***** Given data *****
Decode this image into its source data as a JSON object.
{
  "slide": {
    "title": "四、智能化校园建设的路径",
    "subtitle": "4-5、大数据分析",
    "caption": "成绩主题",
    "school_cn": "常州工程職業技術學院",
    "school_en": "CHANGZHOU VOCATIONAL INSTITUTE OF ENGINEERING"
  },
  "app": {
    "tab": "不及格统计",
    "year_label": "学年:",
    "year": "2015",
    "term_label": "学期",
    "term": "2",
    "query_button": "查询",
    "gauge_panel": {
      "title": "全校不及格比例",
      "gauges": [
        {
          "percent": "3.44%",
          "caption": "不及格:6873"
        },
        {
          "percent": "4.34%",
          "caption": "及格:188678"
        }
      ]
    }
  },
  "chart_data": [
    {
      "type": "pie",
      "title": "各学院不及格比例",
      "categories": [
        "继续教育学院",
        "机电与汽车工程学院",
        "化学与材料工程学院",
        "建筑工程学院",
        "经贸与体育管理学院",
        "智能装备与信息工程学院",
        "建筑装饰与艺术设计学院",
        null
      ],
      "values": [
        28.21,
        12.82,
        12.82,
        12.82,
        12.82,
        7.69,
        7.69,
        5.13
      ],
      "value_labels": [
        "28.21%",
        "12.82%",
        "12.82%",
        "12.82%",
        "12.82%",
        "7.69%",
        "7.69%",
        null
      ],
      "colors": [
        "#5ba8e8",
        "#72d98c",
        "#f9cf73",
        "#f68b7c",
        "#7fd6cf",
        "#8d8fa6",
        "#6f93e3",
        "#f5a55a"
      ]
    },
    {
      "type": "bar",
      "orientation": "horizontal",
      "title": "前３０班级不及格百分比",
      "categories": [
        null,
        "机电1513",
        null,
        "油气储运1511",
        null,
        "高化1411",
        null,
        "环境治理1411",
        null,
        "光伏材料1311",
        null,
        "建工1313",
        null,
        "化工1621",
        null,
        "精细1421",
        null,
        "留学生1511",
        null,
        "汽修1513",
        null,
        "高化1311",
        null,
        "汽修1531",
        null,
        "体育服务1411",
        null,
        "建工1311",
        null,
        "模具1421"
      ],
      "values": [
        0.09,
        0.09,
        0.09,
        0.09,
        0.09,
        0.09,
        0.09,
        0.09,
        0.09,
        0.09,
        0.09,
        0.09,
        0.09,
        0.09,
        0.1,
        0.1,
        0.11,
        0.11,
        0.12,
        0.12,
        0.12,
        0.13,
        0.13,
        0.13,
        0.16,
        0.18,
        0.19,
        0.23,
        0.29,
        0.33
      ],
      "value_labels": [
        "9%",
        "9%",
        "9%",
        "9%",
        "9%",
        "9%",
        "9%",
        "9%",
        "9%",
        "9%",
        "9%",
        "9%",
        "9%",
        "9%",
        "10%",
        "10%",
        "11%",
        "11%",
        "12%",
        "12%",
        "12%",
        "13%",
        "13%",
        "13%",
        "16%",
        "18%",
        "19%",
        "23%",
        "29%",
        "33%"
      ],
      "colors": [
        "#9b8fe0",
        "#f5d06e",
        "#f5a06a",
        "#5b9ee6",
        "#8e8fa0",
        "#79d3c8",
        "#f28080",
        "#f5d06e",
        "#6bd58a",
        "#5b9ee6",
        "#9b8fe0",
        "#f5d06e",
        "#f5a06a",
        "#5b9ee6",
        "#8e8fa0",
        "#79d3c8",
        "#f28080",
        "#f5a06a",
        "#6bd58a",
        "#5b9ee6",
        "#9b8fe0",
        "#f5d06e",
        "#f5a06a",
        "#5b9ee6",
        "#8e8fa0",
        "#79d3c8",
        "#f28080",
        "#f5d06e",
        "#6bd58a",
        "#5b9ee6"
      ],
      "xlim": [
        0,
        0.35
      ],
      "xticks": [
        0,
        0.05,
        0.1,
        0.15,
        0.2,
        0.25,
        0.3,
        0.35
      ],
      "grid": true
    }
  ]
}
*****
_To do_
Repeat the entries shown above, every one, word for word.

_Exercise output_
Decode this image into its source data as a JSON object.
{
  "slide": {
    "title": "四、智能化校园建设的路径",
    "subtitle": "4-5、大数据分析",
    "caption": "成绩主题",
    "school_cn": "常州工程職業技術學院",
    "school_en": "CHANGZHOU VOCATIONAL INSTITUTE OF ENGINEERING"
  },
  "app": {
    "tab": "不及格统计",
    "year_label": "学年:",
    "year": "2015",
    "term_label": "学期",
    "term": "2",
    "query_button": "查询",
    "gauge_panel": {
      "title": "全校不及格比例",
      "gauges": [
        {
          "percent": "3.44%",
          "caption": "不及格:6873"
        },
        {
          "percent": "4.34%",
          "caption": "及格:188678"
        }
      ]
    }
  },
  "chart_data": [
    {
      "type": "pie",
      "title": "各学院不及格比例",
      "categories": [
        "继续教育学院",
        "机电与汽车工程学院",
        "化学与材料工程学院",
        "建筑工程学院",
        "经贸与体育管理学院",
        "智能装备与信息工程学院",
        "建筑装饰与艺术设计学院",
        null
      ],
      "values": [
        28.21,
        12.82,
        12.82,
        12.82,
        12.82,
        7.69,
        7.69,
        5.13
      ],
      "value_labels": [
        "28.21%",
        "12.82%",
        "12.82%",
        "12.82%",
        "12.82%",
        "7.69%",
        "7.69%",
        null
      ],
      "colors": [
        "#5ba8e8",
        "#72d98c",
        "#f9cf73",
        "#f68b7c",
        "#7fd6cf",
        "#8d8fa6",
        "#6f93e3",
        "#f5a55a"
      ]
    },
    {
      "type": "bar",
      "orientation": "horizontal",
      "title": "前３０班级不及格百分比",
      "categories": [
        null,
        "机电1513",
        null,
        "油气储运1511",
        null,
        "高化1411",
        null,
        "环境治理1411",
        null,
        "光伏材料1311",
        null,
        "建工1313",
        null,
        "化工1621",
        null,
        "精细1421",
        null,
        "留学生1511",
        null,
        "汽修1513",
        null,
        "高化1311",
        null,
        "汽修1531",
        null,
        "体育服务1411",
        null,
        "建工1311",
        null,
        "模具1421"
      ],
      "values": [
        0.09,
        0.09,
        0.09,
        0.09,
        0.09,
        0.09,
        0.09,
        0.09,
        0.09,
        0.09,
        0.09,
        0.09,
        0.09,
        0.09,
        0.1,
        0.1,
        0.11,
        0.11,
        0.12,
        0.12,
        0.12,
        0.13,
        0.13,
        0.13,
        0.16,
        0.18,
        0.19,
        0.23,
        0.29,
        0.33
      ],
      "value_labels": [
        "9%",
        "9%",
        "9%",
        "9%",
        "9%",
        "9%",
        "9%",
        "9%",
        "9%",
        "9%",
        "9%",
        "9%",
        "9%",
        "9%",
        "10%",
        "10%",
        "11%",
        "11%",
        "12%",
        "12%",
        "12%",
        "13%",
        "13%",
        "13%",
        "16%",
        "18%",
        "19%",
        "23%",
        "29%",
        "33%"
      ],
      "colors": [
        "#9b8fe0",
        "#f5d06e",
        "#f5a06a",
        "#5b9ee6",
        "#8e8fa0",
        "#79d3c8",
        "#f28080",
        "#f5d06e",
        "#6bd58a",
        "#5b9ee6",
        "#9b8fe0",
        "#f5d06e",
        "#f5a06a",
        "#5b9ee6",
        "#8e8fa0",
        "#79d3c8",
        "#f28080",
        "#f5a06a",
        "#6bd58a",
        "#5b9ee6",
        "#9b8fe0",
        "#f5d06e",
        "#f5a06a",
        "#5b9ee6",
        "#8e8fa0",
        "#79d3c8",
        "#f28080",
        "#f5d06e",
        "#6bd58a",
        "#5b9ee6"
      ],
      "xlim": [
        0,
        0.35
      ],
      "xticks": [
        0,
        0.05,
        0.1,
        0.15,
        0.2,
        0.25,
        0.3,
        0.35
      ],
      "grid": true
    }
  ]
}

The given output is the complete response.